**Tasks to perform**
1/ In the blog excerpt, which Liberal MP told the Globe he did not sign the letter to the Lobbying Commissioner?
2/ Please copy the blog excerpt word for word, starting at "The Senate Bill" and ending at "its anti-hate program).".
3/ Continue the blog excerpt from the point where it stops.

Ancient Roman Jellyfish for the Black Banquet

Filed under: Europe, Food, History — Tags: , , , , , — Nicholas @ 04:00

Tasting History with Max Miller
Published 4 Oct 2022
(more…)

September 30, 2022

Witness about to testify on Bill C-11? Time to break out good old Parliamentary bullying and intimidation tactics!

Filed under: Cancon, Government, Politics, Technology — Tags: , , , , — Nicholas @ 03:00

It’s had to believe, but the Liberal government continues to defy expectations in their continued mission to prevent public participation in political processes, as Michael Geist documents here:

“In the east wing of the Centre Block is the Senate chamber, in which are the thrones for the Canadian monarch and consort, or for the federal viceroy and his or her consort, and from which either the sovereign or the governor general gives the Speech from the Throne and grants Royal Assent to bills passed by parliament.”
Photo and description by Saffron Blaze via Wikimedia Commons.

The Senate Bill C-11 hearings have provided a model for the much-needed, engaged, non-partisan inquiry that was largely missing from the House committee’s theatrics in which the government cut off debate on over 150 amendments. But this week those hearings attracted attention for another reason: serious charges of witness intimidation and bullying by government MPs, most notably Canadian Heritage Parliamentary Secretary Chris Bittle (yes, the same Bittle who last month suggested I was a racist and a bully for raising concerns about Minister Pablo Rodriguez silence over Canadian Heritage funding of an anti-semite as part of its anti-hate program).

The Globe and Mail reported late on Tuesday night that Bittle – together with his colleague, Liberal MP Lisa Hepfner – had sent a letter to the Lobbying Commissioner to seek an investigation into the funding of Digital First Canada, a group representing digital first creators. The letter may have been shopped around to other MPs as Liberal MP Anthony Housefather has told the Globe he did not sign it. DFC’s Executive Director, Scott Benzie, had appeared before the Heritage committee months ago and Bittle used his time to focus on the organization’s funding. Leaving aside the fact that government MPs reserve these kinds of questions only for critics of Bill C-11 (there were no similar questions this week from Ms. Hepfner to the Director of Digital Content Next, whose organization supports Bill C-18 and counts Fox News among its members), the timing of Globe story was incredibly troubling. The Lobbyist Commissioner letter was apparently filed nearly two months ago and Benzie had been assured that he was compliant with the law. Yet the story was presumably leaked to coincide with Benzie’s appearance before the Senate committee last night.

**Supplied information**
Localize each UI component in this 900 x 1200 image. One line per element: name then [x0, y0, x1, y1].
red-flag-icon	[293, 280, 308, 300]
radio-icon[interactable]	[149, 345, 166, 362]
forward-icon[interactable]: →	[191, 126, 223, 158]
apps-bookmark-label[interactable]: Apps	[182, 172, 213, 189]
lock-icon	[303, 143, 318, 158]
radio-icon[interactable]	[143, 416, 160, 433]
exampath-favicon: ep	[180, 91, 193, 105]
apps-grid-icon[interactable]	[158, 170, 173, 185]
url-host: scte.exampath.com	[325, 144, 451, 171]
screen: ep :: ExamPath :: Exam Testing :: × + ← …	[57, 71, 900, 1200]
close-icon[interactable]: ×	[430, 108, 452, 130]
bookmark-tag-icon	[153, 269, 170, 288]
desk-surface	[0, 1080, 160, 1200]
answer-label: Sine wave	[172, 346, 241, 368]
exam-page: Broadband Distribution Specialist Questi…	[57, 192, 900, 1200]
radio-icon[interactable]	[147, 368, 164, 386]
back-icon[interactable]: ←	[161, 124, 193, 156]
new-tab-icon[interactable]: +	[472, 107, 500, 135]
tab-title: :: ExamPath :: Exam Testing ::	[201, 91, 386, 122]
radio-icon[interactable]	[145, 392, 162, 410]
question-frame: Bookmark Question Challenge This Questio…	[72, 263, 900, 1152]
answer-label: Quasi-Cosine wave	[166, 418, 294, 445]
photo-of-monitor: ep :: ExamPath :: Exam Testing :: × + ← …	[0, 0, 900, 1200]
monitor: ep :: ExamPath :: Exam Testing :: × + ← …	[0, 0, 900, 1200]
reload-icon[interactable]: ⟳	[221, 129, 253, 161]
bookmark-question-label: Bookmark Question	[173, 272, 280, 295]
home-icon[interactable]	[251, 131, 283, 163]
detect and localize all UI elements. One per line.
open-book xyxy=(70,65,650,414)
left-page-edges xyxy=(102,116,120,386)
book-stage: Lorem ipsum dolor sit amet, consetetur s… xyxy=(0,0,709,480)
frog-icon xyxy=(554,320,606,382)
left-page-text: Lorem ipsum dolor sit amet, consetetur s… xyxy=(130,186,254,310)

**Answers to each task**
1/ Anthony Housefather

2/
The Senate Bill C-11 hearings have provided a model for the much-needed, engaged, non-partisan inquiry that was largely missing from the House committee’s theatrics in which the government cut off debate on over 150 amendments. But this week those hearings attracted attention for another reason: serious charges of witness intimidation and bullying by government MPs, most notably Canadian Heritage Parliamentary Secretary Chris Bittle (yes, the same Bittle who last month suggested I was a racist and a bully for raising concerns about Minister Pablo Rodriguez silence over Canadian Heritage funding of an anti-semite as part of its anti-hate program).

3/
The letter and leak smacked of witness intimidation and bullying with the government seeking to undermine critics of the legislation hours before a Senate appearance. Indeed, the entire tactic felt like the policy equivalent of a SLAPP suit, which are used to intimidate and silence critics through litigation. By the end of the day, the tactic had clearly backfired on Bittle and the government. Conservative MP John Nater filed a point of privilege in the House of Commons, arguing that Bittle had attempted to intimidate a Senate witness.

    I rise on a question of privilege, for which I gave notice earlier this same day, regarding the conduct of the member for St. Catharines, who attempted to intimidate Scott Benzie, a witness appearing before a committee of the Senate studying Bill C-11, an act to amend the Broadcasting Act and to make related and consequential amendments to other acts, as reported yesterday by the Globe and Mail.

    While I appreciate that this attempt to intimidate relates to proceedings of a Senate committee currently studying Bill C-11, the culprit in this case is a member of the House, and that same witness appeared before the House of Commons Standing Committee on Canadian Heritage during its deliberations on Bill C-11, an appearance where Mr. Benzie, no doubt, first established himself as an undesirable witness for the government on the merits of Bill C-11.

The government response was surprisingly muted with MP Mark Gerretsen simply asking for a couple of days to formulate a response, perhaps recognizing that defending Bittle would mean defending the indefensible.